- _Work to do_
Restate the entries below verbatim.

Begin Exercise material

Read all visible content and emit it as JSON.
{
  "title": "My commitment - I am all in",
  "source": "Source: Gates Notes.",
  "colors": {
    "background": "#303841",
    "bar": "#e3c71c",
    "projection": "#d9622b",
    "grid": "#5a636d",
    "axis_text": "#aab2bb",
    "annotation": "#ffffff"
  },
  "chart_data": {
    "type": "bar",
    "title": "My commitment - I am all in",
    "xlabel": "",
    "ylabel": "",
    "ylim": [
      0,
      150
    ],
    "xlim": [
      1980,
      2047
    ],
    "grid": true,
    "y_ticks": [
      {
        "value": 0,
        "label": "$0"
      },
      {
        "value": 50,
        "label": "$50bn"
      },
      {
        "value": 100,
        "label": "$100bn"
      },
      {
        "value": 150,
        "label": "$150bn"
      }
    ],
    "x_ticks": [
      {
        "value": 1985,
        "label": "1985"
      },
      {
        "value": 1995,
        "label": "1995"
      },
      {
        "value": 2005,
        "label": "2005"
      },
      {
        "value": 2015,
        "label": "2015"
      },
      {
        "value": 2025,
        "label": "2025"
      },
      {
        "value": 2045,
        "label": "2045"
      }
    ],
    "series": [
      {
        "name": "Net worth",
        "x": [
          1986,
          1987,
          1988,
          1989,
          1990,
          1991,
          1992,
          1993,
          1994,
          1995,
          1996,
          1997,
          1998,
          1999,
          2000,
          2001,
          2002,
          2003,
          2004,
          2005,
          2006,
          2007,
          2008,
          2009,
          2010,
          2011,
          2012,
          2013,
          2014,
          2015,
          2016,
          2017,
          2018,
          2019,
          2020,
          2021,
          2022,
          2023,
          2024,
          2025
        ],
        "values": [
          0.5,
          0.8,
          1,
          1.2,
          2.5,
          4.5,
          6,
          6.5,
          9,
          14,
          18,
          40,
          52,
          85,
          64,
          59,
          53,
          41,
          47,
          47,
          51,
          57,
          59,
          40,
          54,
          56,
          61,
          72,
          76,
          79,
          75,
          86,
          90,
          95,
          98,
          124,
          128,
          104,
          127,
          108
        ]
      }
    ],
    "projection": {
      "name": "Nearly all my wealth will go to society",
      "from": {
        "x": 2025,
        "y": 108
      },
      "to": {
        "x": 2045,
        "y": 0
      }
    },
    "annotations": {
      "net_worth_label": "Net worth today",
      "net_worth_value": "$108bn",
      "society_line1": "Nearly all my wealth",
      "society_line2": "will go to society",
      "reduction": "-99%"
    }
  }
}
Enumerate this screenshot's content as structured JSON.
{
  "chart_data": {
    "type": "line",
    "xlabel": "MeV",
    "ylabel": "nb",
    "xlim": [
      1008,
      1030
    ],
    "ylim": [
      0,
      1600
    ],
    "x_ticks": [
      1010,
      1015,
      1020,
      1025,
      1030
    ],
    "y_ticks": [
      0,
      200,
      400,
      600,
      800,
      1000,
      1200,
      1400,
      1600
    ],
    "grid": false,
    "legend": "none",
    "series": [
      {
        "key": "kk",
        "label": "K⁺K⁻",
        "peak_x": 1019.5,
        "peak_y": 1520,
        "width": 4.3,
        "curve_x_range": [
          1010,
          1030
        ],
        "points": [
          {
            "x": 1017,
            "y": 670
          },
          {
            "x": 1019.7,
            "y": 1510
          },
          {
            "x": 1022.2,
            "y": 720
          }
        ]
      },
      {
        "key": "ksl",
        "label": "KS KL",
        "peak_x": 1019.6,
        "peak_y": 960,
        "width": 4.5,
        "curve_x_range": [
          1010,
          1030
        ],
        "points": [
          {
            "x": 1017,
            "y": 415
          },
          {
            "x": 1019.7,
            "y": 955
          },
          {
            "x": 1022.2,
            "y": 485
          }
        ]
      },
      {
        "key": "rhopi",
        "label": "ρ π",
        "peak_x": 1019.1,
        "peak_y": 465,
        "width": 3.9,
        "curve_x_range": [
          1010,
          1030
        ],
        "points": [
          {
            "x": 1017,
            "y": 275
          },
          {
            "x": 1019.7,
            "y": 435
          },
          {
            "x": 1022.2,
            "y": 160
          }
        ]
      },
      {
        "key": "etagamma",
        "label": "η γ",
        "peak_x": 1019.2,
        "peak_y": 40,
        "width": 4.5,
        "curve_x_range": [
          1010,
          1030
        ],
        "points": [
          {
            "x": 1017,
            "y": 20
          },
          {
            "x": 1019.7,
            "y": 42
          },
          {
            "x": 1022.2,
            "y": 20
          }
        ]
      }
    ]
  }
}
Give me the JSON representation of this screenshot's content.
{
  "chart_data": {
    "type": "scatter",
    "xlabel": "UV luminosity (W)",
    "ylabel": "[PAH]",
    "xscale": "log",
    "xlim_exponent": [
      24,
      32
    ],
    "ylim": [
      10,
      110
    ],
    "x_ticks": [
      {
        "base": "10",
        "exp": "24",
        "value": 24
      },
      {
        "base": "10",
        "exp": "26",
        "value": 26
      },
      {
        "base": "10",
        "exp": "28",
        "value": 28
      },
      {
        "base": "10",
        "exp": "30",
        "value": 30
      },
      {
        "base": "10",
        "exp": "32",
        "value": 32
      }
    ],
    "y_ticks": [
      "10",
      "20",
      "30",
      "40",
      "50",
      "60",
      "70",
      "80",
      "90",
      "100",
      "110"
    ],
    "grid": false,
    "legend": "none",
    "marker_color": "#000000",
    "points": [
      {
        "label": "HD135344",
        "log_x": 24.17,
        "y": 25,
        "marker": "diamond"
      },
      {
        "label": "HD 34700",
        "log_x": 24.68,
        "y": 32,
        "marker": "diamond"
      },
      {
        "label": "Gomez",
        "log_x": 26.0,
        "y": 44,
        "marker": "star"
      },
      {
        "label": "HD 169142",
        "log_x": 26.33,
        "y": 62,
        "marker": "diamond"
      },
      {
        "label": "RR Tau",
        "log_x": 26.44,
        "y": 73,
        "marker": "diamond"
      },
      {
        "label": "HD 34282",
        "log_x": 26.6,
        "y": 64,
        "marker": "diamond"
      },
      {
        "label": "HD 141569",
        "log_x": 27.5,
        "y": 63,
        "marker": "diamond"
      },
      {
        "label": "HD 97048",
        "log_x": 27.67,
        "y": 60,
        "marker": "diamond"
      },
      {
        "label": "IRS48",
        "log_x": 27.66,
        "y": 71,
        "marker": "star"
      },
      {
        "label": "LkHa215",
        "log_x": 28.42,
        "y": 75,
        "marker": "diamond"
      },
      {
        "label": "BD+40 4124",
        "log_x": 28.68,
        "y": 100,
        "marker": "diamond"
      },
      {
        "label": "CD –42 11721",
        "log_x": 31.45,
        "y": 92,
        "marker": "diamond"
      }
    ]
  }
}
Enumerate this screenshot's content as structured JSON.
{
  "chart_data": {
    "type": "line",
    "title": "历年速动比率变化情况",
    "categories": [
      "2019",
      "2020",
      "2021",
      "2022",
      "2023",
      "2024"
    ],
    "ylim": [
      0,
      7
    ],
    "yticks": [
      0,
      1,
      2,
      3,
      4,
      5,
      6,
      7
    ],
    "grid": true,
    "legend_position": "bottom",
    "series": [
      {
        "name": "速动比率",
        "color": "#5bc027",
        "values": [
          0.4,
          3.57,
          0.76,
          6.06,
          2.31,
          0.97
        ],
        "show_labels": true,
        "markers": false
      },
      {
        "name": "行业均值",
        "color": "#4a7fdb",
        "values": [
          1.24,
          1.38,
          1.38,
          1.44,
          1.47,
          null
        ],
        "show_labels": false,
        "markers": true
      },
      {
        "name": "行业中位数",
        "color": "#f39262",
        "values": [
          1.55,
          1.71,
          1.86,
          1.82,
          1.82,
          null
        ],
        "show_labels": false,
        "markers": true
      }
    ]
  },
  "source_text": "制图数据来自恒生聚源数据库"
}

End Exercise material

- _Answer for the task_
Read all visible content and emit it as JSON.
{
  "title": "My commitment - I am all in",
  "source": "Source: Gates Notes.",
  "colors": {
    "background": "#303841",
    "bar": "#e3c71c",
    "projection": "#d9622b",
    "grid": "#5a636d",
    "axis_text": "#aab2bb",
    "annotation": "#ffffff"
  },
  "chart_data": {
    "type": "bar",
    "title": "My commitment - I am all in",
    "xlabel": "",
    "ylabel": "",
    "ylim": [
      0,
      150
    ],
    "xlim": [
      1980,
      2047
    ],
    "grid": true,
    "y_ticks": [
      {
        "value": 0,
        "label": "$0"
      },
      {
        "value": 50,
        "label": "$50bn"
      },
      {
        "value": 100,
        "label": "$100bn"
      },
      {
        "value": 150,
        "label": "$150bn"
      }
    ],
    "x_ticks": [
      {
        "value": 1985,
        "label": "1985"
      },
      {
        "value": 1995,
        "label": "1995"
      },
      {
        "value": 2005,
        "label": "2005"
      },
      {
        "value": 2015,
        "label": "2015"
      },
      {
        "value": 2025,
        "label": "2025"
      },
      {
        "value": 2045,
        "label": "2045"
      }
    ],
    "series": [
      {
        "name": "Net worth",
        "x": [
          1986,
          1987,
          1988,
          1989,
          1990,
          1991,
          1992,
          1993,
          1994,
          1995,
          1996,
          1997,
          1998,
          1999,
          2000,
          2001,
          2002,
          2003,
          2004,
          2005,
          2006,
          2007,
          2008,
          2009,
          2010,
          2011,
          2012,
          2013,
          2014,
          2015,
          2016,
          2017,
          2018,
          2019,
          2020,
          2021,
          2022,
          2023,
          2024,
          2025
        ],
        "values": [
          0.5,
          0.8,
          1,
          1.2,
          2.5,
          4.5,
          6,
          6.5,
          9,
          14,
          18,
          40,
          52,
          85,
          64,
          59,
          53,
          41,
          47,
          47,
          51,
          57,
          59,
          40,
          54,
          56,
          61,
          72,
          76,
          79,
          75,
          86,
          90,
          95,
          98,
          124,
          128,
          104,
          127,
          108
        ]
      }
    ],
    "projection": {
      "name": "Nearly all my wealth will go to society",
      "from": {
        "x": 2025,
        "y": 108
      },
      "to": {
        "x": 2045,
        "y": 0
      }
    },
    "annotations": {
      "net_worth_label": "Net worth today",
      "net_worth_value": "$108bn",
      "society_line1": "Nearly all my wealth",
      "society_line2": "will go to society",
      "reduction": "-99%"
    }
  }
}
Enumerate this screenshot's content as structured JSON.
{
  "chart_data": {
    "type": "line",
    "xlabel": "MeV",
    "ylabel": "nb",
    "xlim": [
      1008,
      1030
    ],
    "ylim": [
      0,
      1600
    ],
    "x_ticks": [
      1010,
      1015,
      1020,
      1025,
      1030
    ],
    "y_ticks": [
      0,
      200,
      400,
      600,
      800,
      1000,
      1200,
      1400,
      1600
    ],
    "grid": false,
    "legend": "none",
    "series": [
      {
        "key": "kk",
        "label": "K⁺K⁻",
        "peak_x": 1019.5,
        "peak_y": 1520,
        "width": 4.3,
        "curve_x_range": [
          1010,
          1030
        ],
        "points": [
          {
            "x": 1017,
            "y": 670
          },
          {
            "x": 1019.7,
            "y": 1510
          },
          {
            "x": 1022.2,
            "y": 720
          }
        ]
      },
      {
        "key": "ksl",
        "label": "KS KL",
        "peak_x": 1019.6,
        "peak_y": 960,
        "width": 4.5,
        "curve_x_range": [
          1010,
          1030
        ],
        "points": [
          {
            "x": 1017,
            "y": 415
          },
          {
            "x": 1019.7,
            "y": 955
          },
          {
            "x": 1022.2,
            "y": 485
          }
        ]
      },
      {
        "key": "rhopi",
        "label": "ρ π",
        "peak_x": 1019.1,
        "peak_y": 465,
        "width": 3.9,
        "curve_x_range": [
          1010,
          1030
        ],
        "points": [
          {
            "x": 1017,
            "y": 275
          },
          {
            "x": 1019.7,
            "y": 435
          },
          {
            "x": 1022.2,
            "y": 160
          }
        ]
      },
      {
        "key": "etagamma",
        "label": "η γ",
        "peak_x": 1019.2,
        "peak_y": 40,
        "width": 4.5,
        "curve_x_range": [
          1010,
          1030
        ],
        "points": [
          {
            "x": 1017,
            "y": 20
          },
          {
            "x": 1019.7,
            "y": 42
          },
          {
            "x": 1022.2,
            "y": 20
          }
        ]
      }
    ]
  }
}
Give me the JSON representation of this screenshot's content.
{
  "chart_data": {
    "type": "scatter",
    "xlabel": "UV luminosity (W)",
    "ylabel": "[PAH]",
    "xscale": "log",
    "xlim_exponent": [
      24,
      32
    ],
    "ylim": [
      10,
      110
    ],
    "x_ticks": [
      {
        "base": "10",
        "exp": "24",
        "value": 24
      },
      {
        "base": "10",
        "exp": "26",
        "value": 26
      },
      {
        "base": "10",
        "exp": "28",
        "value": 28
      },
      {
        "base": "10",
        "exp": "30",
        "value": 30
      },
      {
        "base": "10",
        "exp": "32",
        "value": 32
      }
    ],
    "y_ticks": [
      "10",
      "20",
      "30",
      "40",
      "50",
      "60",
      "70",
      "80",
      "90",
      "100",
      "110"
    ],
    "grid": false,
    "legend": "none",
    "marker_color": "#000000",
    "points": [
      {
        "label": "HD135344",
        "log_x": 24.17,
        "y": 25,
        "marker": "diamond"
      },
      {
        "label": "HD 34700",
        "log_x": 24.68,
        "y": 32,
        "marker": "diamond"
      },
      {
        "label": "Gomez",
        "log_x": 26.0,
        "y": 44,
        "marker": "star"
      },
      {
        "label": "HD 169142",
        "log_x": 26.33,
        "y": 62,
        "marker": "diamond"
      },
      {
        "label": "RR Tau",
        "log_x": 26.44,
        "y": 73,
        "marker": "diamond"
      },
      {
        "label": "HD 34282",
        "log_x": 26.6,
        "y": 64,
        "marker": "diamond"
      },
      {
        "label": "HD 141569",
        "log_x": 27.5,
        "y": 63,
        "marker": "diamond"
      },
      {
        "label": "HD 97048",
        "log_x": 27.67,
        "y": 60,
        "marker": "diamond"
      },
      {
        "label": "IRS48",
        "log_x": 27.66,
        "y": 71,
        "marker": "star"
      },
      {
        "label": "LkHa215",
        "log_x": 28.42,
        "y": 75,
        "marker": "diamond"
      },
      {
        "label": "BD+40 4124",
        "log_x": 28.68,
        "y": 100,
        "marker": "diamond"
      },
      {
        "label": "CD –42 11721",
        "log_x": 31.45,
        "y": 92,
        "marker": "diamond"
      }
    ]
  }
}
Enumerate this screenshot's content as structured JSON.
{
  "chart_data": {
    "type": "line",
    "title": "历年速动比率变化情况",
    "categories": [
      "2019",
      "2020",
      "2021",
      "2022",
      "2023",
      "2024"
    ],
    "ylim": [
      0,
      7
    ],
    "yticks": [
      0,
      1,
      2,
      3,
      4,
      5,
      6,
      7
    ],
    "grid": true,
    "legend_position": "bottom",
    "series": [
      {
        "name": "速动比率",
        "color": "#5bc027",
        "values": [
          0.4,
          3.57,
          0.76,
          6.06,
          2.31,
          0.97
        ],
        "show_labels": true,
        "markers": false
      },
      {
        "name": "行业均值",
        "color": "#4a7fdb",
        "values": [
          1.24,
          1.38,
          1.38,
          1.44,
          1.47,
          null
        ],
        "show_labels": false,
        "markers": true
      },
      {
        "name": "行业中位数",
        "color": "#f39262",
        "values": [
          1.55,
          1.71,
          1.86,
          1.82,
          1.82,
          null
        ],
        "show_labels": false,
        "markers": true
      }
    ]
  },
  "source_text": "制图数据来自恒生聚源数据库"
}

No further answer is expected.